### Given exercise
Using the data below, repeat all of it precisely.

(Collected data entries)
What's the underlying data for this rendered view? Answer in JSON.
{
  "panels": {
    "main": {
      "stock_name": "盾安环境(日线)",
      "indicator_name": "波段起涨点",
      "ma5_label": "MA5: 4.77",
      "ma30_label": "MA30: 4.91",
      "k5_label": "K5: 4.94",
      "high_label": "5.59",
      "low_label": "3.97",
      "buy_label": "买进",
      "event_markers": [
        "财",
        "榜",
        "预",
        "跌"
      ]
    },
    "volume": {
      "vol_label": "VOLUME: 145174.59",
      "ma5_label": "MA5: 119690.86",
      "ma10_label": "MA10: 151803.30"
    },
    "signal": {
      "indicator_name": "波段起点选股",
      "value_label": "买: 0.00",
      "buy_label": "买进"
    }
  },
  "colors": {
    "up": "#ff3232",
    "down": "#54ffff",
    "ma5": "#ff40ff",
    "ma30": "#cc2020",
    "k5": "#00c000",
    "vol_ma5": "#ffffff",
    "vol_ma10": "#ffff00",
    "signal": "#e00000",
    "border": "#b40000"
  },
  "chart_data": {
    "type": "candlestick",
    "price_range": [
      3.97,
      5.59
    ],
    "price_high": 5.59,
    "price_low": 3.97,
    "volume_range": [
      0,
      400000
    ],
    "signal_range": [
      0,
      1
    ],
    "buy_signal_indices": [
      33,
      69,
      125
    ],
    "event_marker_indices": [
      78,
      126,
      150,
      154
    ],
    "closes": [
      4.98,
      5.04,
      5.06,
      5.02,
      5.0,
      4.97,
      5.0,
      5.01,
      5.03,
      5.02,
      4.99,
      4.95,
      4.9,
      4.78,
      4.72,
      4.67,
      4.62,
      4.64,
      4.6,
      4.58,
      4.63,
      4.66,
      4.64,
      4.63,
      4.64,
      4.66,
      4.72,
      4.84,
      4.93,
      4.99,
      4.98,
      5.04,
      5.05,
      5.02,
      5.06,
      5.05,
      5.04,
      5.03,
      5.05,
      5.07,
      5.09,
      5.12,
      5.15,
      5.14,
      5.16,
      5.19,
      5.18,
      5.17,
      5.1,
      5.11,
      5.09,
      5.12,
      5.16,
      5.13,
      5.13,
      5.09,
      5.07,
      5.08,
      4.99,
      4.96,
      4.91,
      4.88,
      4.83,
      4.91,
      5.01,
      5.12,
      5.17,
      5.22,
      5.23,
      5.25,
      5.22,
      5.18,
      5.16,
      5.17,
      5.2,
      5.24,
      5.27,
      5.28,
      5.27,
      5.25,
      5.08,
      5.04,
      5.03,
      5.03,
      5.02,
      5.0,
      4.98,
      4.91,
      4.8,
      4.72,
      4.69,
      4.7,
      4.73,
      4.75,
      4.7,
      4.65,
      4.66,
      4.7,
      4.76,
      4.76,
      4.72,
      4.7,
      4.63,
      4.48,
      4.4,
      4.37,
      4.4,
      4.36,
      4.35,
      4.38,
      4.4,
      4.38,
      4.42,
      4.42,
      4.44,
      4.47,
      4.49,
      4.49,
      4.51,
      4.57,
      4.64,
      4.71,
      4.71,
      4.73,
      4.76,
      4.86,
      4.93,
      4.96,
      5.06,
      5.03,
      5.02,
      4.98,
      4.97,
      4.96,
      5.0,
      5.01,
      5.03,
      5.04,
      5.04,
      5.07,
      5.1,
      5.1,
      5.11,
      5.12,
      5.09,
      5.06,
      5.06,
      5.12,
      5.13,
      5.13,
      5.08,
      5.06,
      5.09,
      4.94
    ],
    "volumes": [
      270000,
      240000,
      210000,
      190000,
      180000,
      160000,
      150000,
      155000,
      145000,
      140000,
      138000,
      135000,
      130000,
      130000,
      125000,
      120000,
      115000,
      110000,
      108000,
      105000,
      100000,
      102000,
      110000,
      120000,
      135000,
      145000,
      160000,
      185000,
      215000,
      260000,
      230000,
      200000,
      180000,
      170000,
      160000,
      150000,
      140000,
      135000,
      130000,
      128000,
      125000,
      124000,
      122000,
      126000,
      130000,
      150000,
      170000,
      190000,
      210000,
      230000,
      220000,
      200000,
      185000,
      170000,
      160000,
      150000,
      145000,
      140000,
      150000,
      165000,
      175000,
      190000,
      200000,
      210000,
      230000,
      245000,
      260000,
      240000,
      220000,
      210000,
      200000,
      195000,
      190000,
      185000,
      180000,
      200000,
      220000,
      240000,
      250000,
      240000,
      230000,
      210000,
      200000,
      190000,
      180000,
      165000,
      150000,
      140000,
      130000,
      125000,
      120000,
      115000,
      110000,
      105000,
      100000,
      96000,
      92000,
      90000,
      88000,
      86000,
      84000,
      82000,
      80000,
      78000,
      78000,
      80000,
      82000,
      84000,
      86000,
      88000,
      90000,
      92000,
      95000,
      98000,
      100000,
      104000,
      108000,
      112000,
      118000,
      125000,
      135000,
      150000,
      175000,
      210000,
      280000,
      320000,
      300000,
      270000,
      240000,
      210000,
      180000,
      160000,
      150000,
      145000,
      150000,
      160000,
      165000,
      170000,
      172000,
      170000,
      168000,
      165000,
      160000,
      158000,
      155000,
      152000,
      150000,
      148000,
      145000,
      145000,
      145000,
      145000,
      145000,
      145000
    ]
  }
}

### Answer to this exercise
What's the underlying data for this rendered view? Answer in JSON.
{
  "panels": {
    "main": {
      "stock_name": "盾安环境(日线)",
      "indicator_name": "波段起涨点",
      "ma5_label": "MA5: 4.77",
      "ma30_label": "MA30: 4.91",
      "k5_label": "K5: 4.94",
      "high_label": "5.59",
      "low_label": "3.97",
      "buy_label": "买进",
      "event_markers": [
        "财",
        "榜",
        "预",
        "跌"
      ]
    },
    "volume": {
      "vol_label": "VOLUME: 145174.59",
      "ma5_label": "MA5: 119690.86",
      "ma10_label": "MA10: 151803.30"
    },
    "signal": {
      "indicator_name": "波段起点选股",
      "value_label": "买: 0.00",
      "buy_label": "买进"
    }
  },
  "colors": {
    "up": "#ff3232",
    "down": "#54ffff",
    "ma5": "#ff40ff",
    "ma30": "#cc2020",
    "k5": "#00c000",
    "vol_ma5": "#ffffff",
    "vol_ma10": "#ffff00",
    "signal": "#e00000",
    "border": "#b40000"
  },
  "chart_data": {
    "type": "candlestick",
    "price_range": [
      3.97,
      5.59
    ],
    "price_high": 5.59,
    "price_low": 3.97,
    "volume_range": [
      0,
      400000
    ],
    "signal_range": [
      0,
      1
    ],
    "buy_signal_indices": [
      33,
      69,
      125
    ],
    "event_marker_indices": [
      78,
      126,
      150,
      154
    ],
    "closes": [
      4.98,
      5.04,
      5.06,
      5.02,
      5.0,
      4.97,
      5.0,
      5.01,
      5.03,
      5.02,
      4.99,
      4.95,
      4.9,
      4.78,
      4.72,
      4.67,
      4.62,
      4.64,
      4.6,
      4.58,
      4.63,
      4.66,
      4.64,
      4.63,
      4.64,
      4.66,
      4.72,
      4.84,
      4.93,
      4.99,
      4.98,
      5.04,
      5.05,
      5.02,
      5.06,
      5.05,
      5.04,
      5.03,
      5.05,
      5.07,
      5.09,
      5.12,
      5.15,
      5.14,
      5.16,
      5.19,
      5.18,
      5.17,
      5.1,
      5.11,
      5.09,
      5.12,
      5.16,
      5.13,
      5.13,
      5.09,
      5.07,
      5.08,
      4.99,
      4.96,
      4.91,
      4.88,
      4.83,
      4.91,
      5.01,
      5.12,
      5.17,
      5.22,
      5.23,
      5.25,
      5.22,
      5.18,
      5.16,
      5.17,
      5.2,
      5.24,
      5.27,
      5.28,
      5.27,
      5.25,
      5.08,
      5.04,
      5.03,
      5.03,
      5.02,
      5.0,
      4.98,
      4.91,
      4.8,
      4.72,
      4.69,
      4.7,
      4.73,
      4.75,
      4.7,
      4.65,
      4.66,
      4.7,
      4.76,
      4.76,
      4.72,
      4.7,
      4.63,
      4.48,
      4.4,
      4.37,
      4.4,
      4.36,
      4.35,
      4.38,
      4.4,
      4.38,
      4.42,
      4.42,
      4.44,
      4.47,
      4.49,
      4.49,
      4.51,
      4.57,
      4.64,
      4.71,
      4.71,
      4.73,
      4.76,
      4.86,
      4.93,
      4.96,
      5.06,
      5.03,
      5.02,
      4.98,
      4.97,
      4.96,
      5.0,
      5.01,
      5.03,
      5.04,
      5.04,
      5.07,
      5.1,
      5.1,
      5.11,
      5.12,
      5.09,
      5.06,
      5.06,
      5.12,
      5.13,
      5.13,
      5.08,
      5.06,
      5.09,
      4.94
    ],
    "volumes": [
      270000,
      240000,
      210000,
      190000,
      180000,
      160000,
      150000,
      155000,
      145000,
      140000,
      138000,
      135000,
      130000,
      130000,
      125000,
      120000,
      115000,
      110000,
      108000,
      105000,
      100000,
      102000,
      110000,
      120000,
      135000,
      145000,
      160000,
      185000,
      215000,
      260000,
      230000,
      200000,
      180000,
      170000,
      160000,
      150000,
      140000,
      135000,
      130000,
      128000,
      125000,
      124000,
      122000,
      126000,
      130000,
      150000,
      170000,
      190000,
      210000,
      230000,
      220000,
      200000,
      185000,
      170000,
      160000,
      150000,
      145000,
      140000,
      150000,
      165000,
      175000,
      190000,
      200000,
      210000,
      230000,
      245000,
      260000,
      240000,
      220000,
      210000,
      200000,
      195000,
      190000,
      185000,
      180000,
      200000,
      220000,
      240000,
      250000,
      240000,
      230000,
      210000,
      200000,
      190000,
      180000,
      165000,
      150000,
      140000,
      130000,
      125000,
      120000,
      115000,
      110000,
      105000,
      100000,
      96000,
      92000,
      90000,
      88000,
      86000,
      84000,
      82000,
      80000,
      78000,
      78000,
      80000,
      82000,
      84000,
      86000,
      88000,
      90000,
      92000,
      95000,
      98000,
      100000,
      104000,
      108000,
      112000,
      118000,
      125000,
      135000,
      150000,
      175000,
      210000,
      280000,
      320000,
      300000,
      270000,
      240000,
      210000,
      180000,
      160000,
      150000,
      145000,
      150000,
      160000,
      165000,
      170000,
      172000,
      170000,
      168000,
      165000,
      160000,
      158000,
      155000,
      152000,
      150000,
      148000,
      145000,
      145000,
      145000,
      145000,
      145000,
      145000
    ]
  }
}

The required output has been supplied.